-------- 学習テキスト

18.5.2 受信バッファプール数の指定
受信バッファプールに登録してプールする受信バッファの数を指定できます。この数のことを受信バッファプール数といいます。受信バッファプール数を指定することによってSQL実行時の性能を向上でき,メモリ占有量を軽減できます。
受信バッファプール数は,1〜1,024個の範囲で指定できます。受信バッファプール数を指定すると,同一コネクション内で受信バッファが再利用されます。そのため,セッションIDが異なるStatementでも,同一コネクションであれば受信バッファを再利用できます。受信バッファが,指定した受信バッファプール数よりも多く必要になった場合は,一時的に受信バッファを生成し,DABroker Libraryから実行結果のデータを受信したあとに破棄します。このような一時的に生成した受信バッファは,受信バッファプールには登録されません。
受信バッファプール数を指定した場合の,受信バッファプールの管理の概要を次の図に示します。
- 受信バッファが生成されるタイミング
-
受信バッファが生成されるタイミングは,受信バッファプール数を指定しない場合と同じです。詳細については,「18.5.1 受信バッファの管理」を参照してください。
- 受信バッファを取得または返却するタイミング
-
受信バッファプールから受信バッファを取得するタイミング,および受信バッファを受信バッファプールに返却するタイミングは,SQLを実行するメソッドによって異なります。

----------------
-------- データ

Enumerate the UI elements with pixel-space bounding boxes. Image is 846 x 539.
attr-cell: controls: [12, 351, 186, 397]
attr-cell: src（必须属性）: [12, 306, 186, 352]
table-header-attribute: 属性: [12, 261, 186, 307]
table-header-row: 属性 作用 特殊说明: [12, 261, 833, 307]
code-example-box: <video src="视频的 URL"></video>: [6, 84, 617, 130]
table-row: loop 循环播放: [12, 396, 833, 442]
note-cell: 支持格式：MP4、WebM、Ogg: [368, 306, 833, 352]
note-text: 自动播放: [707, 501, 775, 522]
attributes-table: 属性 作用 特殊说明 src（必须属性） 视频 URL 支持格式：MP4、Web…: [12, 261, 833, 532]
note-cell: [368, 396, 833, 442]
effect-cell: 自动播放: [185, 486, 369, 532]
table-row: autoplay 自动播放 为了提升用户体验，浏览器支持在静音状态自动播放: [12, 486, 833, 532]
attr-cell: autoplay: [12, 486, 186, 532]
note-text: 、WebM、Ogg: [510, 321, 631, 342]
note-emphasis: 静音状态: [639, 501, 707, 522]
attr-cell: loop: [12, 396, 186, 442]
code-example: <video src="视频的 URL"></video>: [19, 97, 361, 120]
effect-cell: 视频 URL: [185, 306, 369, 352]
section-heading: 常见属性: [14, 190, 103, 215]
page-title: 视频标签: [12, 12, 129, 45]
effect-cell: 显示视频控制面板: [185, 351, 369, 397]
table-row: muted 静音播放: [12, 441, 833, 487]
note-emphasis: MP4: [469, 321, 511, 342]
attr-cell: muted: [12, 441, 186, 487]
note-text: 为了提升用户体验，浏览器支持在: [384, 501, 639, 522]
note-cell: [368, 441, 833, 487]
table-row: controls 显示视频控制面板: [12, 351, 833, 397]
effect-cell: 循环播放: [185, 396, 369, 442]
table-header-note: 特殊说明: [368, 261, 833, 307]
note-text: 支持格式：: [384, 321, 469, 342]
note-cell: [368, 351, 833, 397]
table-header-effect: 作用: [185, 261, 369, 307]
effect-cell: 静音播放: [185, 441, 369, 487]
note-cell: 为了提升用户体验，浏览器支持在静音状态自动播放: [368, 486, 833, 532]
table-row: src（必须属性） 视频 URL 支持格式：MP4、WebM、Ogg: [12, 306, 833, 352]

----------------

--- 課題 A ---
受信バッファプール数に関する学習テキストによると、受信バッファプール数はどの範囲で指定できますか。
--- 課題 B ---
受信バッファプール数に関する学習テキストを、最後の文の続きから書き進めてください。

--- 解答 A ---
1〜1,024個の範囲で指定できます。

--- 解答 B ---
各メソッドの動作は次の三つに分類されます。
表18‒17 メソッドの動作の分類 動作
説明
1
メソッド実行時に受信バッファを受信バッファプールから取得する。メソッド終了後,受信バッファを受信バッファプールに戻す。
2
動作2に分類されるメソッドのうち,最初に実行するメソッドで受信バッファを受信バッファプールから取得する。メソッドが終了しても,受信バッファは受信バッファプールに戻さない。
3
動作2に分類されるメソッドで取得した受信バッファを受信バッファプールに戻す。新たな受信バッファは取得しない。
受信バッファを再利用する際に受信バッファを取得または返却するメソッド,およびメソッドの動作を次の表に示します。動作の列の数字は,上記の表と対応しています。
表18‒18 SQLを実行するメソッド,およびメソッドの動作 クラス
メソッド
動作
Connection
prepareCall(String sql)
1
prepareCall(String sql, int resultSetType, int resultSetConcurrency)
1
prepareStatement(String sql)
1
prepareStatement(String sql, int resultSetType, int resultSetConcurrency)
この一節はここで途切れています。